◆ WHAT TO DO
Copy out these records word for word, with nothing altered.

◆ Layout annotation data
= = = =

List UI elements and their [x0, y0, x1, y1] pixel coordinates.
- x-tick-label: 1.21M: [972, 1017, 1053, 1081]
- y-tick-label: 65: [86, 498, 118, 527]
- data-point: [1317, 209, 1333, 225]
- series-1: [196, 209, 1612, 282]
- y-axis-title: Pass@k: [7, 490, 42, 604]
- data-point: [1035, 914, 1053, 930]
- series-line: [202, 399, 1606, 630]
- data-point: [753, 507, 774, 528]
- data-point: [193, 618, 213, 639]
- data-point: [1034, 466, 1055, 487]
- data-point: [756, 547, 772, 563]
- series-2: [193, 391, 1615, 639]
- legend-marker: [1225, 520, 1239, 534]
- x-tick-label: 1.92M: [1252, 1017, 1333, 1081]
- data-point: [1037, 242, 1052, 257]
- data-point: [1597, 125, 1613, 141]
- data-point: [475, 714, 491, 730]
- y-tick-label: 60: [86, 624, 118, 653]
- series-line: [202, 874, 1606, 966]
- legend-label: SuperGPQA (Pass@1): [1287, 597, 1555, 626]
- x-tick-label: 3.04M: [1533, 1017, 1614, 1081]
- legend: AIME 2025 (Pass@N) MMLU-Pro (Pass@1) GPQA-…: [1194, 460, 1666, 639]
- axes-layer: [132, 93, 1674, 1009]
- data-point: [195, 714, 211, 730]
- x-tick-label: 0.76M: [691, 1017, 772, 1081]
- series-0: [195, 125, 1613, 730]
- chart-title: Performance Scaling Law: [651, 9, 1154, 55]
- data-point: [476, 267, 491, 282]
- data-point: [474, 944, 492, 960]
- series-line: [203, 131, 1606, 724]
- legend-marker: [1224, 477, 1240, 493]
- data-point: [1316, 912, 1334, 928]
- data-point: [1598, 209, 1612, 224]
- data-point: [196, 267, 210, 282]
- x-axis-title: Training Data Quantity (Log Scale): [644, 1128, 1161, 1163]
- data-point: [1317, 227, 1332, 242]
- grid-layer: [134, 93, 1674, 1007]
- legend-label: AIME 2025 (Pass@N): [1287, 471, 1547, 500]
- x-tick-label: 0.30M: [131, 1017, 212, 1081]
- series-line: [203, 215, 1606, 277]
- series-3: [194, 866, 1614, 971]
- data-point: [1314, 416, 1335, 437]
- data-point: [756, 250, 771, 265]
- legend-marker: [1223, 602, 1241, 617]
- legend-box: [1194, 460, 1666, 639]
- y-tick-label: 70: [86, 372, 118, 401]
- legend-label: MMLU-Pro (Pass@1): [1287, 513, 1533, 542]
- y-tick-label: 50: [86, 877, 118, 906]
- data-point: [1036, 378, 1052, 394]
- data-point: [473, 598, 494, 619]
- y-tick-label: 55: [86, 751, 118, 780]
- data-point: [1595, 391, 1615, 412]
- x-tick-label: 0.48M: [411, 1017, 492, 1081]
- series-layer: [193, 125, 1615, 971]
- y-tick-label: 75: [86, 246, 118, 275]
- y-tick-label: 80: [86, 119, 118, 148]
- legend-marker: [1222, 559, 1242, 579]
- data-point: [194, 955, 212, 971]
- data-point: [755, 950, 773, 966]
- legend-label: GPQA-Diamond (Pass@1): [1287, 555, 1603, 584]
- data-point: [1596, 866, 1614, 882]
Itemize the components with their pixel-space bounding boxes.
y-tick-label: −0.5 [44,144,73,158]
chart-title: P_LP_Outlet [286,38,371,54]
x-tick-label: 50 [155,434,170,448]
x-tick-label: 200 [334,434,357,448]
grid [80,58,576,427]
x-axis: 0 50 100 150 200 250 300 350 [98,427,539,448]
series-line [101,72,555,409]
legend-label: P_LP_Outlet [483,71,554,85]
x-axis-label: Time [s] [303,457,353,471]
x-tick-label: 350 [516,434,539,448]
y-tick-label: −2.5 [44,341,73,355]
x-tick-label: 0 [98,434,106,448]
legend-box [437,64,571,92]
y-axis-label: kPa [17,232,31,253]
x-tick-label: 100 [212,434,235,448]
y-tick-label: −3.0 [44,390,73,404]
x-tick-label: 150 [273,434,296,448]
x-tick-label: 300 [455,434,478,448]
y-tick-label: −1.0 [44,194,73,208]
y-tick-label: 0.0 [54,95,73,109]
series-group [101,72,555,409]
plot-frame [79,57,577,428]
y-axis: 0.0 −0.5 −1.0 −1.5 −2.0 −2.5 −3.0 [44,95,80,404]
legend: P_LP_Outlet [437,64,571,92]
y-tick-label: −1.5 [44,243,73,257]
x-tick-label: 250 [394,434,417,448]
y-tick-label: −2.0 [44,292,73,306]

= = = =

◆ COMPLETE ANSWER
List UI elements and their [x0, y0, x1, y1] pixel coordinates.
- x-tick-label: 1.21M: [972, 1017, 1053, 1081]
- y-tick-label: 65: [86, 498, 118, 527]
- data-point: [1317, 209, 1333, 225]
- series-1: [196, 209, 1612, 282]
- y-axis-title: Pass@k: [7, 490, 42, 604]
- data-point: [1035, 914, 1053, 930]
- series-line: [202, 399, 1606, 630]
- data-point: [753, 507, 774, 528]
- data-point: [193, 618, 213, 639]
- data-point: [1034, 466, 1055, 487]
- data-point: [756, 547, 772, 563]
- series-2: [193, 391, 1615, 639]
- legend-marker: [1225, 520, 1239, 534]
- x-tick-label: 1.92M: [1252, 1017, 1333, 1081]
- data-point: [1037, 242, 1052, 257]
- data-point: [1597, 125, 1613, 141]
- data-point: [475, 714, 491, 730]
- y-tick-label: 60: [86, 624, 118, 653]
- series-line: [202, 874, 1606, 966]
- legend-label: SuperGPQA (Pass@1): [1287, 597, 1555, 626]
- x-tick-label: 3.04M: [1533, 1017, 1614, 1081]
- legend: AIME 2025 (Pass@N) MMLU-Pro (Pass@1) GPQA-…: [1194, 460, 1666, 639]
- axes-layer: [132, 93, 1674, 1009]
- data-point: [195, 714, 211, 730]
- x-tick-label: 0.76M: [691, 1017, 772, 1081]
- series-0: [195, 125, 1613, 730]
- chart-title: Performance Scaling Law: [651, 9, 1154, 55]
- data-point: [476, 267, 491, 282]
- data-point: [474, 944, 492, 960]
- series-line: [203, 131, 1606, 724]
- legend-marker: [1224, 477, 1240, 493]
- data-point: [1316, 912, 1334, 928]
- data-point: [1598, 209, 1612, 224]
- data-point: [196, 267, 210, 282]
- x-axis-title: Training Data Quantity (Log Scale): [644, 1128, 1161, 1163]
- data-point: [1317, 227, 1332, 242]
- grid-layer: [134, 93, 1674, 1007]
- legend-label: AIME 2025 (Pass@N): [1287, 471, 1547, 500]
- x-tick-label: 0.30M: [131, 1017, 212, 1081]
- series-line: [203, 215, 1606, 277]
- series-3: [194, 866, 1614, 971]
- data-point: [1314, 416, 1335, 437]
- data-point: [756, 250, 771, 265]
- legend-marker: [1223, 602, 1241, 617]
- legend-box: [1194, 460, 1666, 639]
- y-tick-label: 70: [86, 372, 118, 401]
- legend-label: MMLU-Pro (Pass@1): [1287, 513, 1533, 542]
- y-tick-label: 50: [86, 877, 118, 906]
- data-point: [1036, 378, 1052, 394]
- data-point: [473, 598, 494, 619]
- y-tick-label: 55: [86, 751, 118, 780]
- data-point: [1595, 391, 1615, 412]
- x-tick-label: 0.48M: [411, 1017, 492, 1081]
- series-layer: [193, 125, 1615, 971]
- y-tick-label: 75: [86, 246, 118, 275]
- y-tick-label: 80: [86, 119, 118, 148]
- legend-marker: [1222, 559, 1242, 579]
- data-point: [194, 955, 212, 971]
- data-point: [755, 950, 773, 966]
- legend-label: GPQA-Diamond (Pass@1): [1287, 555, 1603, 584]
- data-point: [1596, 866, 1614, 882]
Itemize the components with their pixel-space bounding boxes.
y-tick-label: −0.5 [44,144,73,158]
chart-title: P_LP_Outlet [286,38,371,54]
x-tick-label: 50 [155,434,170,448]
x-tick-label: 200 [334,434,357,448]
grid [80,58,576,427]
x-axis: 0 50 100 150 200 250 300 350 [98,427,539,448]
series-line [101,72,555,409]
legend-label: P_LP_Outlet [483,71,554,85]
x-axis-label: Time [s] [303,457,353,471]
x-tick-label: 350 [516,434,539,448]
y-tick-label: −2.5 [44,341,73,355]
x-tick-label: 0 [98,434,106,448]
legend-box [437,64,571,92]
y-axis-label: kPa [17,232,31,253]
x-tick-label: 100 [212,434,235,448]
y-tick-label: −3.0 [44,390,73,404]
x-tick-label: 150 [273,434,296,448]
x-tick-label: 300 [455,434,478,448]
y-tick-label: −1.0 [44,194,73,208]
y-tick-label: 0.0 [54,95,73,109]
series-group [101,72,555,409]
plot-frame [79,57,577,428]
y-axis: 0.0 −0.5 −1.0 −1.5 −2.0 −2.5 −3.0 [44,95,80,404]
legend: P_LP_Outlet [437,64,571,92]
y-tick-label: −1.5 [44,243,73,257]
x-tick-label: 250 [394,434,417,448]
y-tick-label: −2.0 [44,292,73,306]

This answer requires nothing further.